## Texte fourni
Des villages qui jalonnent la péninsule et qu’on peut explorer en louant un vélo, Ahrenshoop est sans doute le plus joli. L’épaisse toiture de chaume qui coiffe ses maisonnettes évoque l’univers des contes de fées. Ajoute à son charme le fait que, depuis l’arrivée du peintre Paul Müller-Kaempff, fin XIXe siècle, plusieurs des demeures abritent des ateliers d’artistes ouverts au public. Cela lui vaut d’ailleurs de faire partie du réseau euroArt, dont la mission est la préservation des colonies artistiques européennes nées dans la foulée de l’école de Barbizon, mouvement qui allait sortir les chevalets des ateliers et révolutionner la peinture.
«Il y a ici un bon mélange de nature, de mer et de belle lumière qui a attiré des peintres, mais aussi des céramistes, des potiers, des musiciens, des écrivains, Albert Einstein comme Lyonel Feininger [un artiste et professeur au Bauhaus de Gropius] !» dit Hans Götze, maire d’Ahrenshoop et peintre figuratif.
Beauté baroque
En passant de la péninsule à Stralsund, ancien fief hanséatique, on aura l’impression d’avoir reculé dans le temps, et pour cause ! «Stralsund a été fondée en 1234, explique André Kretzschmar, directeur de l’Office du tourisme. Elle a conservé sa trame urbaine médiévale et les maisons, les mêmes fondations. »
Comme à Rostock, l’architecture monumentale de brique, le fameux backsteingotik, est à l’honneur. Mais, contrairement à sa presque voisine, la ville a été épargnée lors de la Seconde Guerre mondiale. On peut donc y visiter d’anciennes maisons de marchands, leurs entrepôts, ainsi que leur église, bref tout un ensemble hanséatique qui a valu à la ville sa désignation au Patrimoine mondial de l’UNESCO.

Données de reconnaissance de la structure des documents
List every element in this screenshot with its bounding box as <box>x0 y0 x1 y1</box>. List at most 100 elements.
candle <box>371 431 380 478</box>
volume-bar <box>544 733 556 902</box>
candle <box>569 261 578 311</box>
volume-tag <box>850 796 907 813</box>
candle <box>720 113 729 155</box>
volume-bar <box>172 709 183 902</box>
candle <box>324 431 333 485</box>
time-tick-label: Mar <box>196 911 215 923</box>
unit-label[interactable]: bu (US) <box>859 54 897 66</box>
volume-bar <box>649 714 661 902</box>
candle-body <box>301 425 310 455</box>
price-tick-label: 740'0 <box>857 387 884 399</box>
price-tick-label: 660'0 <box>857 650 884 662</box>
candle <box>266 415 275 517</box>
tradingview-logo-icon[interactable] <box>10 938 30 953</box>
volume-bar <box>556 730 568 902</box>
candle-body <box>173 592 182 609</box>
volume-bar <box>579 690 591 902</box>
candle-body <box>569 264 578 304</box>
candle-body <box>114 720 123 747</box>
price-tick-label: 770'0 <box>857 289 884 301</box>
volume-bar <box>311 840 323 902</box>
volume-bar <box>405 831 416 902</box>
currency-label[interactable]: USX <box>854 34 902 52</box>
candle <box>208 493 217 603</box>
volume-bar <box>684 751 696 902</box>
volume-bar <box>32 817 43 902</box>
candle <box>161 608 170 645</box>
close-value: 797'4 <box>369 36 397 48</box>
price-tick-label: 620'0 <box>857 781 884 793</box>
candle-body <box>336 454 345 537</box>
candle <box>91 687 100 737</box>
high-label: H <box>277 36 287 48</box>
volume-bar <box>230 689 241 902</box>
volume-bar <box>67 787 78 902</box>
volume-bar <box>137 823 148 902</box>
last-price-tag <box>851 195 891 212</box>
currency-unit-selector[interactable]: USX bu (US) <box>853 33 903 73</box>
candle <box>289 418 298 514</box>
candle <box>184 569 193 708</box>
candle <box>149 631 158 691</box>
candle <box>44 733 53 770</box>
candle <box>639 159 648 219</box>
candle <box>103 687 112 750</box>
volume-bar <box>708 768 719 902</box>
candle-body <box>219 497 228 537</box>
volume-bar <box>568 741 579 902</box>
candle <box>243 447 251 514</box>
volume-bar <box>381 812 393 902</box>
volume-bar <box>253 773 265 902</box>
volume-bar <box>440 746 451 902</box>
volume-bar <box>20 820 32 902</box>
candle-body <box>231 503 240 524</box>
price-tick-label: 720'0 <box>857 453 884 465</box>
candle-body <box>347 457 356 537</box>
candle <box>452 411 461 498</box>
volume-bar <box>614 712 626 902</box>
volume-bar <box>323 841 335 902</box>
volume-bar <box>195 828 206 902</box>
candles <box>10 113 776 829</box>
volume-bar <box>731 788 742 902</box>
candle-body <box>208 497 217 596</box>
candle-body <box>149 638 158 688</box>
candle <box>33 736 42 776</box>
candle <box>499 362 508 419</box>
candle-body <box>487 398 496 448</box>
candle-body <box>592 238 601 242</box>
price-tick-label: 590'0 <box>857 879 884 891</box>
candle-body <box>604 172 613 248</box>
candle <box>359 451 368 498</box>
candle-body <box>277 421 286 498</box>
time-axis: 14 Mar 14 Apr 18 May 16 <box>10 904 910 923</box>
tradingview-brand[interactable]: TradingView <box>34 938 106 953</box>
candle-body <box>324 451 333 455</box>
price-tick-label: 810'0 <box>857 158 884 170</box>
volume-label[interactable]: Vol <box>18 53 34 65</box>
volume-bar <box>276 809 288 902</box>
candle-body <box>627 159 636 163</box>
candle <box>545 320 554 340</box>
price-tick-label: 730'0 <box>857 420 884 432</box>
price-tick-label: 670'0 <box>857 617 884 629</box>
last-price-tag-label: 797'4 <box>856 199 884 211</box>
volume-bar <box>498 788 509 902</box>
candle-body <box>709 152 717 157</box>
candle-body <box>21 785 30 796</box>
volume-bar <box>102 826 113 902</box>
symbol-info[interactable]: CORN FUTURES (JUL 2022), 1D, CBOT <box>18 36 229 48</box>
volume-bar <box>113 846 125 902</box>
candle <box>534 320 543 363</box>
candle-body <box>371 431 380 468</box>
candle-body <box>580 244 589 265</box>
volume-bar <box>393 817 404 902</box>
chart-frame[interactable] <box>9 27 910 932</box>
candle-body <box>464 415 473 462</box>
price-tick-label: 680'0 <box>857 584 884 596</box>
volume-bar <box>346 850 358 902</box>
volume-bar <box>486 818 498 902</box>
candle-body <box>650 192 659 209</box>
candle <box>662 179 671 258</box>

## Tâches à réaliser
[A] Pouvez-vous recopier le texte sur Ahrenshoop et Stralsund en commençant à « Beauté baroque » et en terminant à « mondial de l’UNESCO. », en remplaçant « brique » par « grès » ?
[B] Pouvez-vous écrire la suite du texte sur Ahrenshoop et Stralsund à partir de sa dernière phrase ?

## Réponses aux tâches
[A]
Beauté baroque
En passant de la péninsule à Stralsund, ancien fief hanséatique, on aura l’impression d’avoir reculé dans le temps, et pour cause ! «Stralsund a été fondée en 1234, explique André Kretzschmar, directeur de l’Office du tourisme. Elle a conservé sa trame urbaine médiévale et les maisons, les mêmes fondations. »
Comme à Rostock, l’architecture monumentale de grès, le fameux backsteingotik, est à l’honneur. Mais, contrairement à sa presque voisine, la ville a été épargnée lors de la Seconde Guerre mondiale. On peut donc y visiter d’anciennes maisons de marchands, leurs entrepôts, ainsi que leur église, bref tout un ensemble hanséatique qui a valu à la ville sa désignation au Patrimoine mondial de l’UNESCO.

[B]
C’est d’ailleurs à Stralsund qu’a été signé, en 1370, le traité qui mit fin à la guerre avec le Danemark. C’est une longue histoire, mais disons que le vainqueur ne fut pas le souverain danois, qui voulait imposer aux membres de la Ligue un droit de péage pour traverser l’Oresund, le canal servant de trait d’union entre la Baltique et la mer de Norvège. Telle était la puissance de la ligue hanséatique…
Dernière escale: l’île de Rügen et Binz, l’Ostseebad le plus huppé de cette côte. Semées le long d’une promenade de bord de mer et dans les rues adjacentes, quelque 500 villas construites entre 1870 et 1940, et multipliant les références baroque, néoclassique et jugendstil, donnent au patelin une atmosphère über rétro.
Binz a été fondée par des Slaves païens, contemporains des Vikings. « C’était un peuple de pêcheurs qui vénéraient la mer, mais qui la craignaient aussi, raconte la guide Franziska Boy. Ils ne s’établissaient jamais au bord de la mer. »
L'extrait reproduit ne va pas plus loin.